• TASK INPUT:
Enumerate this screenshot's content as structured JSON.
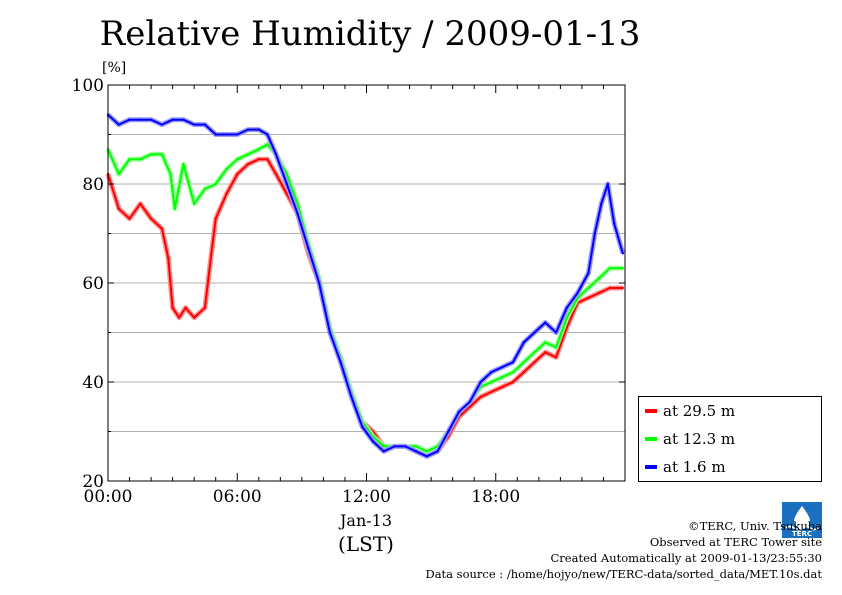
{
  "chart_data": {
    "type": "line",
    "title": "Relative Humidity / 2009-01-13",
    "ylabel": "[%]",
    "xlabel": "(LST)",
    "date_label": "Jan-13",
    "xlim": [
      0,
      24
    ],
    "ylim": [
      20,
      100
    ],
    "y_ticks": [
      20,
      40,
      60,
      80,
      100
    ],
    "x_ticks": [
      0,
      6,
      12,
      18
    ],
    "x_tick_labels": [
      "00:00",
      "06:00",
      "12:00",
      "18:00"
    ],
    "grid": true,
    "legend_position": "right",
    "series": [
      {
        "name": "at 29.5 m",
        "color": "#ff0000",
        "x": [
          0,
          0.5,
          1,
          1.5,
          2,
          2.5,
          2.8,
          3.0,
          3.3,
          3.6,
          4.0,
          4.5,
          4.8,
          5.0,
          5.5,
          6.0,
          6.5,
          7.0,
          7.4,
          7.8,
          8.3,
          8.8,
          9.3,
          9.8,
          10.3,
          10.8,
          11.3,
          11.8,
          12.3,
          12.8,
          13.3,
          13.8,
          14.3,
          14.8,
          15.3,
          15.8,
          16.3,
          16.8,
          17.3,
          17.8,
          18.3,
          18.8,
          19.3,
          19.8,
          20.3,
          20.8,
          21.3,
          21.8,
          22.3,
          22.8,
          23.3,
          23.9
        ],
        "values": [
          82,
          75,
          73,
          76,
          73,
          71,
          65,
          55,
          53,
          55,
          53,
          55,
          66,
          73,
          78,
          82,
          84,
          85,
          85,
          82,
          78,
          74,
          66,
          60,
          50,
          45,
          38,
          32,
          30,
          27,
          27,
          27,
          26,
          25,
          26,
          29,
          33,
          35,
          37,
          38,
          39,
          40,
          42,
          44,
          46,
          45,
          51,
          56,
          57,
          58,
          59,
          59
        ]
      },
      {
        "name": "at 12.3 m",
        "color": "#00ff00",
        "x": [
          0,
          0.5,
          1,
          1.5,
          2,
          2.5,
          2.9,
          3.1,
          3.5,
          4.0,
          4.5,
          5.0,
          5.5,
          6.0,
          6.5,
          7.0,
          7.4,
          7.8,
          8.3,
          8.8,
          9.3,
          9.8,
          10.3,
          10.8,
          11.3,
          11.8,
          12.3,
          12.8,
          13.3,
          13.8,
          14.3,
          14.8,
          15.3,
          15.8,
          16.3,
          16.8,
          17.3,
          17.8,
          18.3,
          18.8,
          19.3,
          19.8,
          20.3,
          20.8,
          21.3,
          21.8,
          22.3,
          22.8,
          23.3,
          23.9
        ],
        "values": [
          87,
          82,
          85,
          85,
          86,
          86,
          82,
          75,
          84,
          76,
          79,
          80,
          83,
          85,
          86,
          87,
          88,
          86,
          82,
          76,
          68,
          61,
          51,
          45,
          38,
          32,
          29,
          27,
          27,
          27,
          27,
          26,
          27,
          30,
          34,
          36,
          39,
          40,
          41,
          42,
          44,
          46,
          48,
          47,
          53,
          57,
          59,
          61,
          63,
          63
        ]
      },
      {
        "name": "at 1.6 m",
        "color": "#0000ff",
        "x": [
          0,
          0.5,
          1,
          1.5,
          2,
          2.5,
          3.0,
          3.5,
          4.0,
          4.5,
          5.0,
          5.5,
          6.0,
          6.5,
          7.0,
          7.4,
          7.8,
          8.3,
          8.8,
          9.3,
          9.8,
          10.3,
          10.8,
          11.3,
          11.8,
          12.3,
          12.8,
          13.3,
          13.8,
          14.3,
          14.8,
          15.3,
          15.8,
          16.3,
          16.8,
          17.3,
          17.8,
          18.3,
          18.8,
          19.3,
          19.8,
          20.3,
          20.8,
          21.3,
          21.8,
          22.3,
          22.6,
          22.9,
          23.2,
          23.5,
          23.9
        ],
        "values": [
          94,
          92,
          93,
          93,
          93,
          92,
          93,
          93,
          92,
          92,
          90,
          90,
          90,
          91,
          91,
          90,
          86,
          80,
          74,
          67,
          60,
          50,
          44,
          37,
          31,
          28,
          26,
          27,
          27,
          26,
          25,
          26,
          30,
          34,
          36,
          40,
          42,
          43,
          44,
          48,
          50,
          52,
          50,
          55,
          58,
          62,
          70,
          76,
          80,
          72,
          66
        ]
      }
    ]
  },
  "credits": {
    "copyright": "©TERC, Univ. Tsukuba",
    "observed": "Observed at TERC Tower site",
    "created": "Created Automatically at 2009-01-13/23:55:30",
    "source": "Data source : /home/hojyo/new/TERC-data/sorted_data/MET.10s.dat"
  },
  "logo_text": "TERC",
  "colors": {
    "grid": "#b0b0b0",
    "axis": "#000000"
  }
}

...

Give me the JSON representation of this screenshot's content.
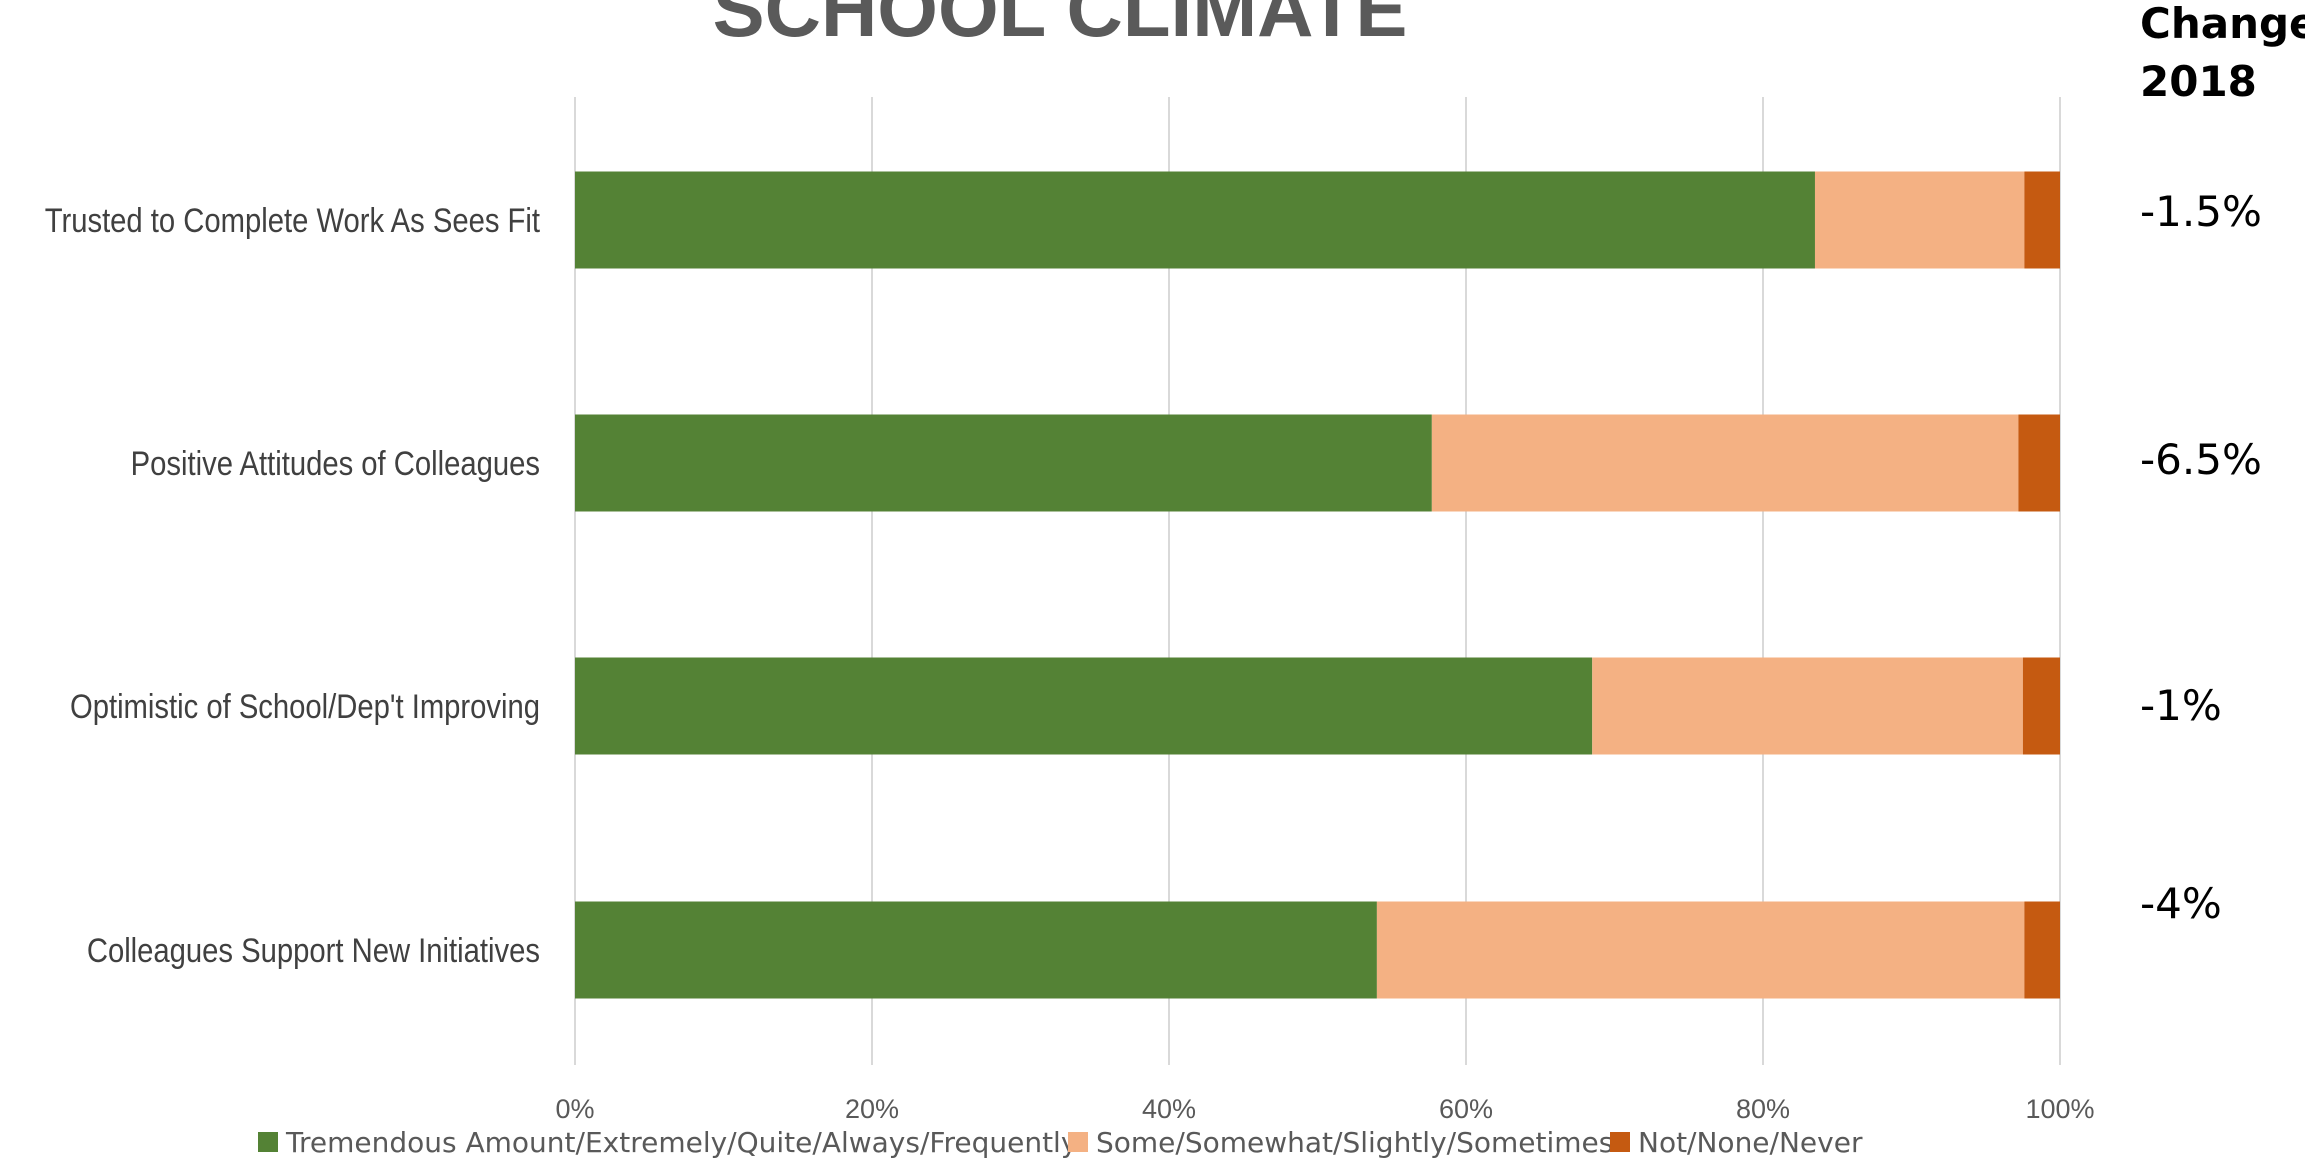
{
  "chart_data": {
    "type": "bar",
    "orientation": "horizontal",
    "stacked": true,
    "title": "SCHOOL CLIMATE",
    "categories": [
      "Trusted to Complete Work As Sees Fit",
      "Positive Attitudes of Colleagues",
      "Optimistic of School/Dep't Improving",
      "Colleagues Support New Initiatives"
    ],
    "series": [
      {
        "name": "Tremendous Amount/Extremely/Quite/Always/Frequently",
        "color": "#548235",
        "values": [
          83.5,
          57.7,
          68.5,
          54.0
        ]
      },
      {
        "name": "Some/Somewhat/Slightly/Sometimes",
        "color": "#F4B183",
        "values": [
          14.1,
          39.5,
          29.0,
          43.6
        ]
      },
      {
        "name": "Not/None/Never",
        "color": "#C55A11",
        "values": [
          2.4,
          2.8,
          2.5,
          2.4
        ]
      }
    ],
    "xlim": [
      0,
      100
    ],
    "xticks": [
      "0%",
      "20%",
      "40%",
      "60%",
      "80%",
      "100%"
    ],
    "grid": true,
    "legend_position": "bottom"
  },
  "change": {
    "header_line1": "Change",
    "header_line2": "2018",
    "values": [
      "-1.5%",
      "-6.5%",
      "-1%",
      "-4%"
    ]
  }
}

...

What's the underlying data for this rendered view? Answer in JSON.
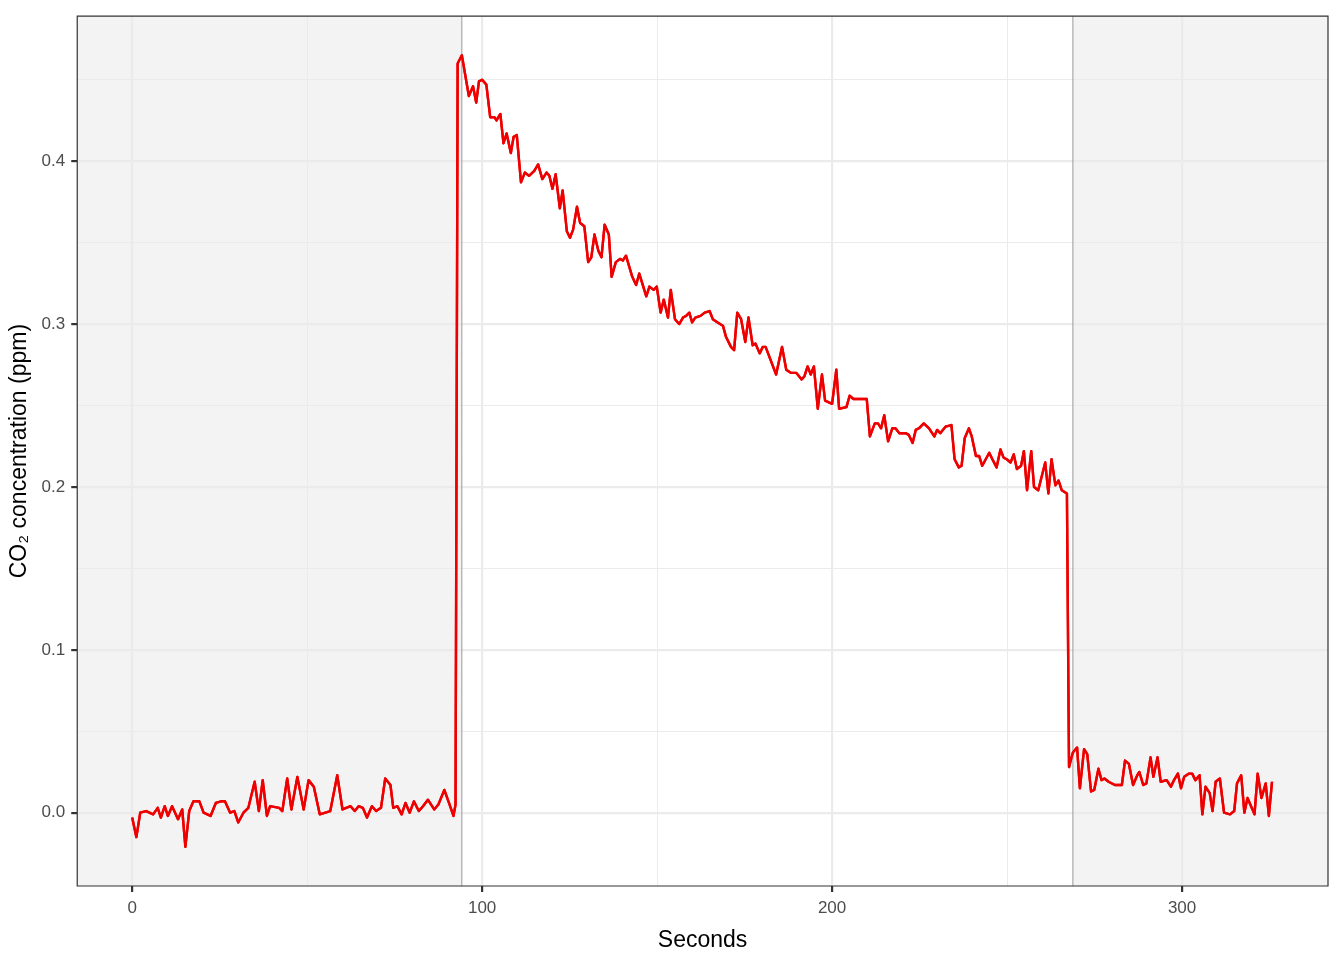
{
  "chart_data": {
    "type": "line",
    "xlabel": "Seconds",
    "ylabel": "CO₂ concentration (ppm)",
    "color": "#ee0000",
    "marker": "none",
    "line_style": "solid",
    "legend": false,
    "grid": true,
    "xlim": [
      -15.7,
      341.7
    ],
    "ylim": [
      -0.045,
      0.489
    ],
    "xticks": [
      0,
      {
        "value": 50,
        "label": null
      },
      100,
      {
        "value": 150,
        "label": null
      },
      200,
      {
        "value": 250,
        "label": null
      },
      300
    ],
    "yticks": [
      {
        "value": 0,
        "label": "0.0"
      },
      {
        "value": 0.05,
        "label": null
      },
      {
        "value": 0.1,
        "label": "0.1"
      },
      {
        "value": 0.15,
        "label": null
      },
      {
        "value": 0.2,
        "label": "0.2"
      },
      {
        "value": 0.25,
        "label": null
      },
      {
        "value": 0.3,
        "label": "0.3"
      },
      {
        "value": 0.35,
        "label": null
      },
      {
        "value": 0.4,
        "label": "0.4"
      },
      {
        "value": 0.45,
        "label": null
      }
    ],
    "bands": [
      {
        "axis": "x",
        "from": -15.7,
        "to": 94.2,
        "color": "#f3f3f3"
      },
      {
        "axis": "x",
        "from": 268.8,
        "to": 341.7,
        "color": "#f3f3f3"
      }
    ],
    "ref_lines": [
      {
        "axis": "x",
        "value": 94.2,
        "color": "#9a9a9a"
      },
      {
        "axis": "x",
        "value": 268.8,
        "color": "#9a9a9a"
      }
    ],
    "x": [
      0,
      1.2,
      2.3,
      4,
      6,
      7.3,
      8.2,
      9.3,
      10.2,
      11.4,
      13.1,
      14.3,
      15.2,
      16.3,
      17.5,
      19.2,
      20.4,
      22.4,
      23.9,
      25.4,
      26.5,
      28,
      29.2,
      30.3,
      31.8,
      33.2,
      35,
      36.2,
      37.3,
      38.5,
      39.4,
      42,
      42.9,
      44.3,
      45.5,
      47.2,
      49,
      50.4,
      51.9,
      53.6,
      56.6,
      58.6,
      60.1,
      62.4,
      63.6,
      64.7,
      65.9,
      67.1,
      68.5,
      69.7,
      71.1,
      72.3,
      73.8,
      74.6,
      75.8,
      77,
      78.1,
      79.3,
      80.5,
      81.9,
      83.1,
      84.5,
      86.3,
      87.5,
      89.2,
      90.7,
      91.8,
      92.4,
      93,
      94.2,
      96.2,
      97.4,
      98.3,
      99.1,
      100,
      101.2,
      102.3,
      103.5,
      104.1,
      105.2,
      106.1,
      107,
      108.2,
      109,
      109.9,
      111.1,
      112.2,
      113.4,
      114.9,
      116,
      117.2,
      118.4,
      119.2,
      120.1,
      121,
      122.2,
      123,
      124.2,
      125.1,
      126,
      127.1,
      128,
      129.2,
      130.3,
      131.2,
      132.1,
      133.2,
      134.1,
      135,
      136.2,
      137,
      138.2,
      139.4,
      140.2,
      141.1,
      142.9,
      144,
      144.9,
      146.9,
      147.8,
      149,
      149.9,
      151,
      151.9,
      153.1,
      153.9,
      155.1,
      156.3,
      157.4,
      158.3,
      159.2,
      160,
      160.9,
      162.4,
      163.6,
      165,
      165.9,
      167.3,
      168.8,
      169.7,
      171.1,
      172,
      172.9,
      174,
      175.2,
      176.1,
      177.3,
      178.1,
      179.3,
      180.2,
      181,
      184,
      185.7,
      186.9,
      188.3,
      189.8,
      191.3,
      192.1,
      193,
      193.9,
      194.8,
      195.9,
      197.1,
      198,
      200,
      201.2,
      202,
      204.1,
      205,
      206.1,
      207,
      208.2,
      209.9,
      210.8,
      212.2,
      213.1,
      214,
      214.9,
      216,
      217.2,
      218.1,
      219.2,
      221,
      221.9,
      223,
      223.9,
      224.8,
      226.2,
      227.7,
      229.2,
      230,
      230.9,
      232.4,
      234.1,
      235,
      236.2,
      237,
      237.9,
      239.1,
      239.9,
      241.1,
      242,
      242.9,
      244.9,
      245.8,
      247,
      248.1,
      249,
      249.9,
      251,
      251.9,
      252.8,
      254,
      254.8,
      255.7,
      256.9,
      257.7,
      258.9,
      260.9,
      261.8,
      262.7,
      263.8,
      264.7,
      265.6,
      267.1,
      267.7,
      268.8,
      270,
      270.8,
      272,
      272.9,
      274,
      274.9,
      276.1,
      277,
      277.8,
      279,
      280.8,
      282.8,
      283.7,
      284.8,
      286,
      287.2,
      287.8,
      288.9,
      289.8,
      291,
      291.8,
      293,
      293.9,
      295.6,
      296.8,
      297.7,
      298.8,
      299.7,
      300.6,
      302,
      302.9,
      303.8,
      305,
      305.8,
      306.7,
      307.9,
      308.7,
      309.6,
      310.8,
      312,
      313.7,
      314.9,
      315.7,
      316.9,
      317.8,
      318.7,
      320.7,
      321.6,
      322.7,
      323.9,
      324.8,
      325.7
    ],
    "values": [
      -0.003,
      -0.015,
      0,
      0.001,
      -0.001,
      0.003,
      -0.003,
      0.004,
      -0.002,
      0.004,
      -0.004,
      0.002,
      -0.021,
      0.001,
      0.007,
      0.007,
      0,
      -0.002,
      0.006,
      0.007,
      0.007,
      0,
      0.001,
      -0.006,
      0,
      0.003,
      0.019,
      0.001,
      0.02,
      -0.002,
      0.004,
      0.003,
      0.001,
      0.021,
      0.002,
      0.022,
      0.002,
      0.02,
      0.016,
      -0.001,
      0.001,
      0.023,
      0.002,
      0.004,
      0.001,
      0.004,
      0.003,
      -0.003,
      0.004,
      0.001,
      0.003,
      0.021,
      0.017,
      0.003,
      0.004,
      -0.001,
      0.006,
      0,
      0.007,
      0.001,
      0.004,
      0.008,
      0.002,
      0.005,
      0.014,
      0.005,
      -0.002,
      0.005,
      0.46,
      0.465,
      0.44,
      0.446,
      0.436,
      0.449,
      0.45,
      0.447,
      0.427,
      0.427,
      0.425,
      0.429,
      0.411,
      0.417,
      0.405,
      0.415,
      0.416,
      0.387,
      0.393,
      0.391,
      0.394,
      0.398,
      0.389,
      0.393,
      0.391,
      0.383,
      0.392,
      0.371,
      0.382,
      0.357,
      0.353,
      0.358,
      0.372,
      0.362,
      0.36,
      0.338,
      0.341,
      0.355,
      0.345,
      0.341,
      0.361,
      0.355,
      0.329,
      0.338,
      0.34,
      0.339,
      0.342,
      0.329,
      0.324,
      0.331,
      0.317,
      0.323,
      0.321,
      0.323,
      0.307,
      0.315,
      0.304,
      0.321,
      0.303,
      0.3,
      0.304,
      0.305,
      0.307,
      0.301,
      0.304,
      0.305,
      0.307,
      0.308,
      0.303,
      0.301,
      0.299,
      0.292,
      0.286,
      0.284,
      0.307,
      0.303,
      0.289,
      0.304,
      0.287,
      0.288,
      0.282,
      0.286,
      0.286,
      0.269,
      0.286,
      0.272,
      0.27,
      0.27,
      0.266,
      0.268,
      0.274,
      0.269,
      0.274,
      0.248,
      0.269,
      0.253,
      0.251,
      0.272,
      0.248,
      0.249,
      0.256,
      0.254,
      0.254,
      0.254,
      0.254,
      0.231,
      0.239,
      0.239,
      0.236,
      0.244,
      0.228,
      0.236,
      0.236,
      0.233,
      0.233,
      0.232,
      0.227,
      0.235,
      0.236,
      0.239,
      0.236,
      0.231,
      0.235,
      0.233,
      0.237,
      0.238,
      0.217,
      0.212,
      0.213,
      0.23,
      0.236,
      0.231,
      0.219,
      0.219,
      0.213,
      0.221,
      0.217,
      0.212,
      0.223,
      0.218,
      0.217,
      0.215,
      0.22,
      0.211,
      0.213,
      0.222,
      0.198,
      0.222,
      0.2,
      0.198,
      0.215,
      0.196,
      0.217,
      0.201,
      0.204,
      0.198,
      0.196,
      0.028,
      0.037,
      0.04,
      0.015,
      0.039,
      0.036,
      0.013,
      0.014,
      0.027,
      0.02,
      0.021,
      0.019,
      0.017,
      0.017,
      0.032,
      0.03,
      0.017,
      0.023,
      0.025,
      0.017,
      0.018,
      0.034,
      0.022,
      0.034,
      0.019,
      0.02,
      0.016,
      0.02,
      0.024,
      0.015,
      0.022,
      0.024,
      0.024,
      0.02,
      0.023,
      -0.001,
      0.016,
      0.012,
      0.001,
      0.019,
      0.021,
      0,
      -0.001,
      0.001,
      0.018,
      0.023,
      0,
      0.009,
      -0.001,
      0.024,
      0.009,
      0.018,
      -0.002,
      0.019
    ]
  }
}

• PROBLEM DETAILS: Reproduce each line of the entries in which the word "this" is found.

• ANSWER BELOW:
Enumerate this screenshot's content as structured JSON.
Give me the JSON representation of this screenshot's content.
What's the underlying data for this rendered view? Answer in JSON.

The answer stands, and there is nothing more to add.